** BEGIN THE RECORDS **
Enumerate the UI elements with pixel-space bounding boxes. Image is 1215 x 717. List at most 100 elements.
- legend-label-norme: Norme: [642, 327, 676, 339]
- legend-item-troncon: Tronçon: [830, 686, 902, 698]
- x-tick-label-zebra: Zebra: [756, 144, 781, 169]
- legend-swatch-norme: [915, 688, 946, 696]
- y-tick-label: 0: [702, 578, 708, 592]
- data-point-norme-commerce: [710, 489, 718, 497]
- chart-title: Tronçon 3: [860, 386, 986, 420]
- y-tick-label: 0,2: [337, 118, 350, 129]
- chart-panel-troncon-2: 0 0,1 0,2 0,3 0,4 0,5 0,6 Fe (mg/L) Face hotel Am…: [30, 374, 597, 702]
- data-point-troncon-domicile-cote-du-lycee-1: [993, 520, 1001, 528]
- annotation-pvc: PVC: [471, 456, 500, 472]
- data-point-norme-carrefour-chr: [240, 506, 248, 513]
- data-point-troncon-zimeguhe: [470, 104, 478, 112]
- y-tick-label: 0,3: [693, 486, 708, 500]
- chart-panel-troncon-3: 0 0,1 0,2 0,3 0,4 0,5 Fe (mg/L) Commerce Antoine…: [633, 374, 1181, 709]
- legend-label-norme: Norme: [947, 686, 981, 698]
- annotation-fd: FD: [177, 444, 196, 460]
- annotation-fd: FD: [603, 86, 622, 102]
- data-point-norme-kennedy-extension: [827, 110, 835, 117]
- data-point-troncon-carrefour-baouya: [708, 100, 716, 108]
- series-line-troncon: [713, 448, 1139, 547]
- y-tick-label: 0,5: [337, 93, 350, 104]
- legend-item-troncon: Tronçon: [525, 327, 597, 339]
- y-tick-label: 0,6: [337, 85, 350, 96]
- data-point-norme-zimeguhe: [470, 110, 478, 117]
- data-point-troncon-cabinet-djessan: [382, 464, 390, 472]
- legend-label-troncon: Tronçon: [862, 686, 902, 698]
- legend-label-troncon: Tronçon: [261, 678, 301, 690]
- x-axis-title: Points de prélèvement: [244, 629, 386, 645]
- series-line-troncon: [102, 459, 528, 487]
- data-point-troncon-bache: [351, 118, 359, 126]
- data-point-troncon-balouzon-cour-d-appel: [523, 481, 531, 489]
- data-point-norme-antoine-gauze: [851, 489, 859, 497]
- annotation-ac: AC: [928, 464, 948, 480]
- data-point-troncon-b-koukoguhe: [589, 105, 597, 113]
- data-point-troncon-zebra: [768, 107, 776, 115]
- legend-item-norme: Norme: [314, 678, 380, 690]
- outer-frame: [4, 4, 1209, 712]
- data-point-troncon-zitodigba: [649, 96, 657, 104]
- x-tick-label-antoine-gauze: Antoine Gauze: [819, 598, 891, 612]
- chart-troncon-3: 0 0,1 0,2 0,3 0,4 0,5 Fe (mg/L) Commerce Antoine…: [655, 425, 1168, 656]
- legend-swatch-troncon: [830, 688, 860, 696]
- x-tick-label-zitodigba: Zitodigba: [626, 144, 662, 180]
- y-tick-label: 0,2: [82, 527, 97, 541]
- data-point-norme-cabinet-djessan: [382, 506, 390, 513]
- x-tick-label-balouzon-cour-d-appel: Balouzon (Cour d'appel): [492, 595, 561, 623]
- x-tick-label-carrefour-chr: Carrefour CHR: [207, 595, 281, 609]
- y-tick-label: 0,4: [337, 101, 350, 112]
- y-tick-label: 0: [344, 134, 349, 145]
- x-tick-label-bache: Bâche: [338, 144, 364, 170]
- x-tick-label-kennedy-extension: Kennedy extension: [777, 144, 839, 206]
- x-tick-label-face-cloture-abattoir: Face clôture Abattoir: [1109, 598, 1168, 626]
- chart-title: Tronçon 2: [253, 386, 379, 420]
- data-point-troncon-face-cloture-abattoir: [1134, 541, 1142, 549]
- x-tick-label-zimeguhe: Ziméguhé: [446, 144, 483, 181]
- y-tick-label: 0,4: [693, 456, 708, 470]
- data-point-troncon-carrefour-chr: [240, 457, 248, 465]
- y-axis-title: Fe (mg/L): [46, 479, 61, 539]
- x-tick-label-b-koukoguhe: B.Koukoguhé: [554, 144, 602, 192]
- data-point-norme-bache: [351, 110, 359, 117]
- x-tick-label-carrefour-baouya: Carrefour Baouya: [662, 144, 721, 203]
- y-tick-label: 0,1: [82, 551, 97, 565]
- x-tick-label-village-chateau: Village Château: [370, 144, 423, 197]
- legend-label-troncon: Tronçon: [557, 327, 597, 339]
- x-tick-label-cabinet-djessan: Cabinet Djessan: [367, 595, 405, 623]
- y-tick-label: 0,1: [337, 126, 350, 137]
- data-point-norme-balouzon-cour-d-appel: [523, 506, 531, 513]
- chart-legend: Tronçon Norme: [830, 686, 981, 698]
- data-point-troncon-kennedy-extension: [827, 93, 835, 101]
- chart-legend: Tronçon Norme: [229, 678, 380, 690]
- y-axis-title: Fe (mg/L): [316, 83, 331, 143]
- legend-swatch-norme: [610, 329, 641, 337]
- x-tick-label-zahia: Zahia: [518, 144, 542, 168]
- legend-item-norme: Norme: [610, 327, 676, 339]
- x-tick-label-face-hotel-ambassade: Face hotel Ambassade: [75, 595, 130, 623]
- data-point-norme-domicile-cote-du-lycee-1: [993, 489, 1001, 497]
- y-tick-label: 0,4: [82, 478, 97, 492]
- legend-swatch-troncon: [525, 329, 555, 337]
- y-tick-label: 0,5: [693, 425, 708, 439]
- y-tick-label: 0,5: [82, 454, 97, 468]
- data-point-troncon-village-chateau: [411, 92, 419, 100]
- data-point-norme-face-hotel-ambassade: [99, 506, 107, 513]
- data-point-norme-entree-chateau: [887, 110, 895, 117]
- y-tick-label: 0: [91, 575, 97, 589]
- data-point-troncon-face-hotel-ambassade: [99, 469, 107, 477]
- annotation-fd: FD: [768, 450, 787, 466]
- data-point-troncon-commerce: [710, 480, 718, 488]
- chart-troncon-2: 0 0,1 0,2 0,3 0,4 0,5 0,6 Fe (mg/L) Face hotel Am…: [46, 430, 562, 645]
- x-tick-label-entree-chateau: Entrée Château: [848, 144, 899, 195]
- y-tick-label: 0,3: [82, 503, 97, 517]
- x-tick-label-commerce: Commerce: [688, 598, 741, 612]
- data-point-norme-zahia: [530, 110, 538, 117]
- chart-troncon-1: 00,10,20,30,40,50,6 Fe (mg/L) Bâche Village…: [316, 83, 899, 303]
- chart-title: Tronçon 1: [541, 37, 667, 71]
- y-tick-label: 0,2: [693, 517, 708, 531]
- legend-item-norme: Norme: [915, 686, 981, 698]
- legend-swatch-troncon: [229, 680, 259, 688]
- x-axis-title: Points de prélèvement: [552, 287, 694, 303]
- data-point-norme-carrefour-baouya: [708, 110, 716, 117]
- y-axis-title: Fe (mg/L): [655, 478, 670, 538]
** END THE RECORDS **
EXERCISE OBJECTIVE: Please reproduce all of the rows above verbatim, changing nothing.

OUTPUT OF THE EXERCISE:
Enumerate the UI elements with pixel-space bounding boxes. Image is 1215 x 717. List at most 100 elements.
- legend-label-norme: Norme: [642, 327, 676, 339]
- legend-item-troncon: Tronçon: [830, 686, 902, 698]
- x-tick-label-zebra: Zebra: [756, 144, 781, 169]
- legend-swatch-norme: [915, 688, 946, 696]
- y-tick-label: 0: [702, 578, 708, 592]
- data-point-norme-commerce: [710, 489, 718, 497]
- chart-title: Tronçon 3: [860, 386, 986, 420]
- y-tick-label: 0,2: [337, 118, 350, 129]
- chart-panel-troncon-2: 0 0,1 0,2 0,3 0,4 0,5 0,6 Fe (mg/L) Face hotel Am…: [30, 374, 597, 702]
- data-point-troncon-domicile-cote-du-lycee-1: [993, 520, 1001, 528]
- annotation-pvc: PVC: [471, 456, 500, 472]
- data-point-norme-carrefour-chr: [240, 506, 248, 513]
- data-point-troncon-zimeguhe: [470, 104, 478, 112]
- y-tick-label: 0,3: [693, 486, 708, 500]
- chart-panel-troncon-3: 0 0,1 0,2 0,3 0,4 0,5 Fe (mg/L) Commerce Antoine…: [633, 374, 1181, 709]
- legend-label-norme: Norme: [947, 686, 981, 698]
- annotation-fd: FD: [177, 444, 196, 460]
- annotation-fd: FD: [603, 86, 622, 102]
- data-point-norme-kennedy-extension: [827, 110, 835, 117]
- data-point-troncon-carrefour-baouya: [708, 100, 716, 108]
- series-line-troncon: [713, 448, 1139, 547]
- y-tick-label: 0,5: [337, 93, 350, 104]
- legend-item-troncon: Tronçon: [525, 327, 597, 339]
- y-tick-label: 0,6: [337, 85, 350, 96]
- data-point-norme-zimeguhe: [470, 110, 478, 117]
- data-point-troncon-cabinet-djessan: [382, 464, 390, 472]
- legend-label-troncon: Tronçon: [862, 686, 902, 698]
- legend-label-troncon: Tronçon: [261, 678, 301, 690]
- x-axis-title: Points de prélèvement: [244, 629, 386, 645]
- series-line-troncon: [102, 459, 528, 487]
- data-point-troncon-bache: [351, 118, 359, 126]
- data-point-troncon-balouzon-cour-d-appel: [523, 481, 531, 489]
- data-point-norme-antoine-gauze: [851, 489, 859, 497]
- annotation-ac: AC: [928, 464, 948, 480]
- data-point-troncon-b-koukoguhe: [589, 105, 597, 113]
- data-point-troncon-zebra: [768, 107, 776, 115]
- legend-item-norme: Norme: [314, 678, 380, 690]
- outer-frame: [4, 4, 1209, 712]
- data-point-troncon-zitodigba: [649, 96, 657, 104]
- x-tick-label-antoine-gauze: Antoine Gauze: [819, 598, 891, 612]
- chart-troncon-3: 0 0,1 0,2 0,3 0,4 0,5 Fe (mg/L) Commerce Antoine…: [655, 425, 1168, 656]
- legend-swatch-troncon: [830, 688, 860, 696]
- x-tick-label-zitodigba: Zitodigba: [626, 144, 662, 180]
- y-tick-label: 0,2: [82, 527, 97, 541]
- data-point-norme-cabinet-djessan: [382, 506, 390, 513]
- x-tick-label-balouzon-cour-d-appel: Balouzon (Cour d'appel): [492, 595, 561, 623]
- x-tick-label-carrefour-chr: Carrefour CHR: [207, 595, 281, 609]
- y-tick-label: 0,4: [337, 101, 350, 112]
- y-tick-label: 0: [344, 134, 349, 145]
- x-tick-label-bache: Bâche: [338, 144, 364, 170]
- x-tick-label-kennedy-extension: Kennedy extension: [777, 144, 839, 206]
- x-tick-label-face-cloture-abattoir: Face clôture Abattoir: [1109, 598, 1168, 626]
- chart-title: Tronçon 2: [253, 386, 379, 420]
- data-point-troncon-face-cloture-abattoir: [1134, 541, 1142, 549]
- x-tick-label-zimeguhe: Ziméguhé: [446, 144, 483, 181]
- y-tick-label: 0,4: [693, 456, 708, 470]
- data-point-troncon-carrefour-chr: [240, 457, 248, 465]
- y-axis-title: Fe (mg/L): [46, 479, 61, 539]
- x-tick-label-b-koukoguhe: B.Koukoguhé: [554, 144, 602, 192]
- data-point-norme-bache: [351, 110, 359, 117]
- x-tick-label-carrefour-baouya: Carrefour Baouya: [662, 144, 721, 203]
- y-tick-label: 0,1: [82, 551, 97, 565]
- x-tick-label-village-chateau: Village Château: [370, 144, 423, 197]
- legend-label-troncon: Tronçon: [557, 327, 597, 339]
- x-tick-label-cabinet-djessan: Cabinet Djessan: [367, 595, 405, 623]
- y-tick-label: 0,1: [337, 126, 350, 137]
- data-point-norme-balouzon-cour-d-appel: [523, 506, 531, 513]
- chart-legend: Tronçon Norme: [830, 686, 981, 698]
- data-point-troncon-kennedy-extension: [827, 93, 835, 101]
- chart-legend: Tronçon Norme: [229, 678, 380, 690]
- y-axis-title: Fe (mg/L): [316, 83, 331, 143]
- legend-swatch-norme: [610, 329, 641, 337]
- x-tick-label-zahia: Zahia: [518, 144, 542, 168]
- legend-item-norme: Norme: [610, 327, 676, 339]
- x-tick-label-face-hotel-ambassade: Face hotel Ambassade: [75, 595, 130, 623]
- data-point-norme-domicile-cote-du-lycee-1: [993, 489, 1001, 497]
- y-tick-label: 0,4: [82, 478, 97, 492]
- legend-swatch-troncon: [525, 329, 555, 337]
- y-tick-label: 0,5: [693, 425, 708, 439]
- y-tick-label: 0,5: [82, 454, 97, 468]
- data-point-troncon-village-chateau: [411, 92, 419, 100]
- data-point-norme-face-hotel-ambassade: [99, 506, 107, 513]
- data-point-norme-entree-chateau: [887, 110, 895, 117]
- y-tick-label: 0: [91, 575, 97, 589]
- data-point-troncon-face-hotel-ambassade: [99, 469, 107, 477]
- annotation-fd: FD: [768, 450, 787, 466]
- data-point-troncon-commerce: [710, 480, 718, 488]
- chart-troncon-2: 0 0,1 0,2 0,3 0,4 0,5 0,6 Fe (mg/L) Face hotel Am…: [46, 430, 562, 645]
- x-tick-label-entree-chateau: Entrée Château: [848, 144, 899, 195]
- y-tick-label: 0,3: [82, 503, 97, 517]
- x-tick-label-commerce: Commerce: [688, 598, 741, 612]
- data-point-norme-zahia: [530, 110, 538, 117]
- chart-troncon-1: 00,10,20,30,40,50,6 Fe (mg/L) Bâche Village…: [316, 83, 899, 303]
- chart-title: Tronçon 1: [541, 37, 667, 71]
- y-tick-label: 0,2: [693, 517, 708, 531]
- legend-item-norme: Norme: [915, 686, 981, 698]
- legend-swatch-troncon: [229, 680, 259, 688]
- x-axis-title: Points de prélèvement: [552, 287, 694, 303]
- data-point-norme-carrefour-baouya: [708, 110, 716, 117]
- y-axis-title: Fe (mg/L): [655, 478, 670, 538]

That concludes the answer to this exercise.